(Records from a data collection)
>>>

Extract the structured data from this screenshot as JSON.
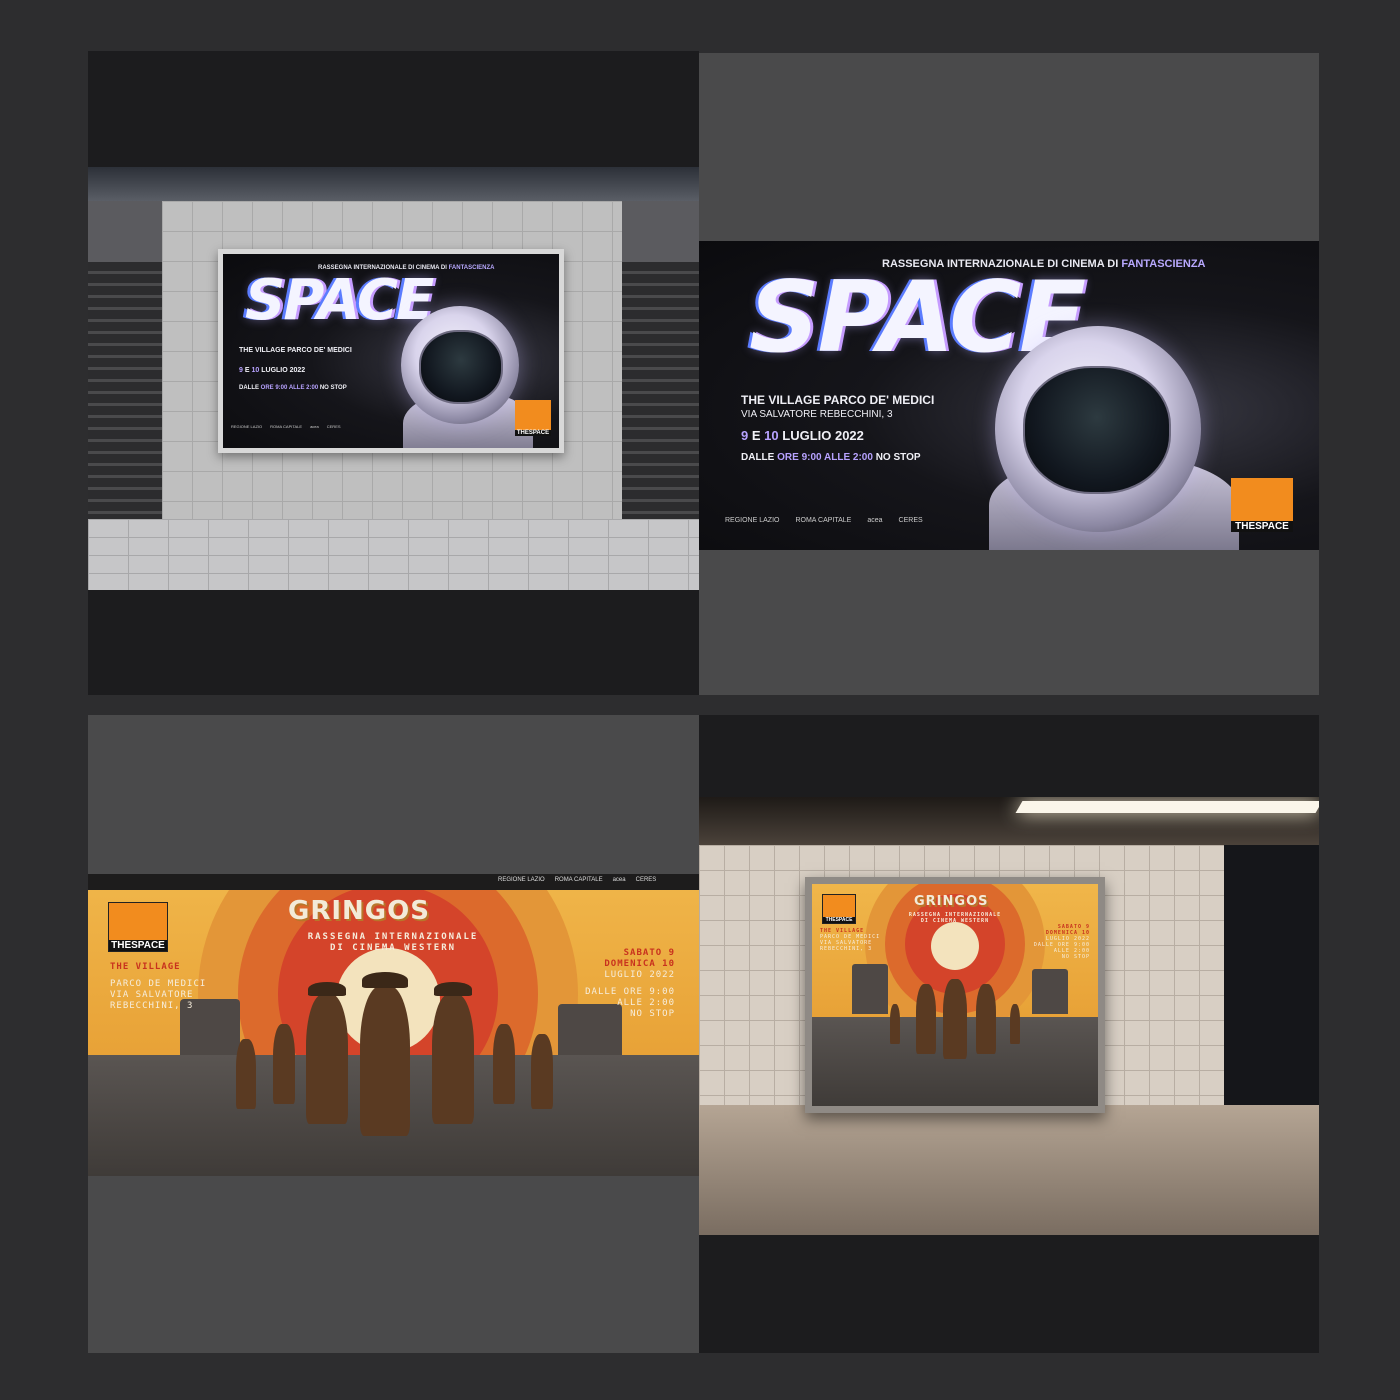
{
  "space": {
    "subtitle_prefix": "RASSEGNA INTERNAZIONALE DI CINEMA DI",
    "subtitle_highlight": "FANTASCIENZA",
    "title": "SPACE",
    "venue": "THE VILLAGE PARCO DE' MEDICI",
    "address": "VIA SALVATORE REBECCHINI, 3",
    "date_a": "9",
    "date_mid": "E",
    "date_b": "10",
    "date_rest": "LUGLIO 2022",
    "hours_1": "DALLE",
    "hours_2": "ORE 9:00",
    "hours_3": "ALLE 2:00",
    "hours_4": "NO STOP",
    "logo_text": "THESPACE",
    "sponsors": [
      "REGIONE LAZIO",
      "ROMA CAPITALE",
      "acea",
      "CERES"
    ]
  },
  "gringos": {
    "title": "GRINGOS",
    "subtitle_1": "RASSEGNA INTERNAZIONALE",
    "subtitle_2": "DI CINEMA WESTERN",
    "venue": "THE VILLAGE",
    "address_1": "PARCO DE MEDICI",
    "address_2": "VIA SALVATORE",
    "address_3": "REBECCHINI, 3",
    "day_1": "SABATO 9",
    "day_2": "DOMENICA 10",
    "month": "LUGLIO 2022",
    "hours_1": "DALLE ORE 9:00",
    "hours_2": "ALLE 2:00",
    "hours_3": "NO STOP",
    "logo_text": "THESPACE",
    "sponsors": [
      "REGIONE LAZIO",
      "ROMA CAPITALE",
      "acea",
      "CERES"
    ]
  },
  "colors": {
    "background": "#2d2d2f",
    "panel_dark": "#1c1c1e",
    "panel_gray": "#4a4a4b",
    "space_accent": "#b7a2ff",
    "gringos_red": "#c8321e",
    "logo_orange": "#f28c1e"
  }
}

<<<

TASK DESCRIPTION – Retype each entry precisely. Skip images entirely.

SOLUTION TO THE EXERCISE –
Extract the structured data from this screenshot as JSON.
{
  "space": {
    "subtitle_prefix": "RASSEGNA INTERNAZIONALE DI CINEMA DI",
    "subtitle_highlight": "FANTASCIENZA",
    "title": "SPACE",
    "venue": "THE VILLAGE PARCO DE' MEDICI",
    "address": "VIA SALVATORE REBECCHINI, 3",
    "date_a": "9",
    "date_mid": "E",
    "date_b": "10",
    "date_rest": "LUGLIO 2022",
    "hours_1": "DALLE",
    "hours_2": "ORE 9:00",
    "hours_3": "ALLE 2:00",
    "hours_4": "NO STOP",
    "logo_text": "THESPACE",
    "sponsors": [
      "REGIONE LAZIO",
      "ROMA CAPITALE",
      "acea",
      "CERES"
    ]
  },
  "gringos": {
    "title": "GRINGOS",
    "subtitle_1": "RASSEGNA INTERNAZIONALE",
    "subtitle_2": "DI CINEMA WESTERN",
    "venue": "THE VILLAGE",
    "address_1": "PARCO DE MEDICI",
    "address_2": "VIA SALVATORE",
    "address_3": "REBECCHINI, 3",
    "day_1": "SABATO 9",
    "day_2": "DOMENICA 10",
    "month": "LUGLIO 2022",
    "hours_1": "DALLE ORE 9:00",
    "hours_2": "ALLE 2:00",
    "hours_3": "NO STOP",
    "logo_text": "THESPACE",
    "sponsors": [
      "REGIONE LAZIO",
      "ROMA CAPITALE",
      "acea",
      "CERES"
    ]
  },
  "colors": {
    "background": "#2d2d2f",
    "panel_dark": "#1c1c1e",
    "panel_gray": "#4a4a4b",
    "space_accent": "#b7a2ff",
    "gringos_red": "#c8321e",
    "logo_orange": "#f28c1e"
  }
}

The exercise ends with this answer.